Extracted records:
◆ ◆ ◆ ◆ ◆

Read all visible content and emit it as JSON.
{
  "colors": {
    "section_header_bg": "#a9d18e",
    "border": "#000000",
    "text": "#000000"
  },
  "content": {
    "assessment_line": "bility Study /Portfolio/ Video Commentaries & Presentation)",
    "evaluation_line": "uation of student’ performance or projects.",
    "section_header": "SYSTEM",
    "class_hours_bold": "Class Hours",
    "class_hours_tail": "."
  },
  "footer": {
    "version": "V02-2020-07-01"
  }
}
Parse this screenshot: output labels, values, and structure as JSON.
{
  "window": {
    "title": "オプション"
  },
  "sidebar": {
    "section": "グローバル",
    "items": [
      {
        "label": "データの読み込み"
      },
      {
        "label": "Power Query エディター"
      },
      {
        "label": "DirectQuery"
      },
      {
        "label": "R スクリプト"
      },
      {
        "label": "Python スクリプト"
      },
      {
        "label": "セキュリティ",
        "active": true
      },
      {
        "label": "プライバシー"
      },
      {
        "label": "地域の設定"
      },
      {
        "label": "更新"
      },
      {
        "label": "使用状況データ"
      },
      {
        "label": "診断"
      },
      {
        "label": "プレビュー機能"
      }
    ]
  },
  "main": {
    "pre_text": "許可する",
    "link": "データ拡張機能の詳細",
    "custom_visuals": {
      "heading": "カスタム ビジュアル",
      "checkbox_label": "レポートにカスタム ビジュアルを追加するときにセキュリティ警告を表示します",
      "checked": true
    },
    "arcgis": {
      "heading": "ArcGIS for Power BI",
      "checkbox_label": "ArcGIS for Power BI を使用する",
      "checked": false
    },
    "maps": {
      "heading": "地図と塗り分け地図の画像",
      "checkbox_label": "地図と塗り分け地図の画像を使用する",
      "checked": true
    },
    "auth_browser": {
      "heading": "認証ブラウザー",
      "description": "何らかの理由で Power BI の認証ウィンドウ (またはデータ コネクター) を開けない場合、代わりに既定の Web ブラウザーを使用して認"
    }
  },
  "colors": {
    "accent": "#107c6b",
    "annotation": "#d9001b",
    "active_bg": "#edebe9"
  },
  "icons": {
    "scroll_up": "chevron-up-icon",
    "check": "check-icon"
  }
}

◆ ◆ ◆ ◆ ◆

DIRECTION
Quote each line above in full, word for word.

WRITTEN RESPONSE
Read all visible content and emit it as JSON.
{
  "colors": {
    "section_header_bg": "#a9d18e",
    "border": "#000000",
    "text": "#000000"
  },
  "content": {
    "assessment_line": "bility Study /Portfolio/ Video Commentaries & Presentation)",
    "evaluation_line": "uation of student’ performance or projects.",
    "section_header": "SYSTEM",
    "class_hours_bold": "Class Hours",
    "class_hours_tail": "."
  },
  "footer": {
    "version": "V02-2020-07-01"
  }
}
Parse this screenshot: output labels, values, and structure as JSON.
{
  "window": {
    "title": "オプション"
  },
  "sidebar": {
    "section": "グローバル",
    "items": [
      {
        "label": "データの読み込み"
      },
      {
        "label": "Power Query エディター"
      },
      {
        "label": "DirectQuery"
      },
      {
        "label": "R スクリプト"
      },
      {
        "label": "Python スクリプト"
      },
      {
        "label": "セキュリティ",
        "active": true
      },
      {
        "label": "プライバシー"
      },
      {
        "label": "地域の設定"
      },
      {
        "label": "更新"
      },
      {
        "label": "使用状況データ"
      },
      {
        "label": "診断"
      },
      {
        "label": "プレビュー機能"
      }
    ]
  },
  "main": {
    "pre_text": "許可する",
    "link": "データ拡張機能の詳細",
    "custom_visuals": {
      "heading": "カスタム ビジュアル",
      "checkbox_label": "レポートにカスタム ビジュアルを追加するときにセキュリティ警告を表示します",
      "checked": true
    },
    "arcgis": {
      "heading": "ArcGIS for Power BI",
      "checkbox_label": "ArcGIS for Power BI を使用する",
      "checked": false
    },
    "maps": {
      "heading": "地図と塗り分け地図の画像",
      "checkbox_label": "地図と塗り分け地図の画像を使用する",
      "checked": true
    },
    "auth_browser": {
      "heading": "認証ブラウザー",
      "description": "何らかの理由で Power BI の認証ウィンドウ (またはデータ コネクター) を開けない場合、代わりに既定の Web ブラウザーを使用して認"
    }
  },
  "colors": {
    "accent": "#107c6b",
    "annotation": "#d9001b",
    "active_bg": "#edebe9"
  },
  "icons": {
    "scroll_up": "chevron-up-icon",
    "check": "check-icon"
  }
}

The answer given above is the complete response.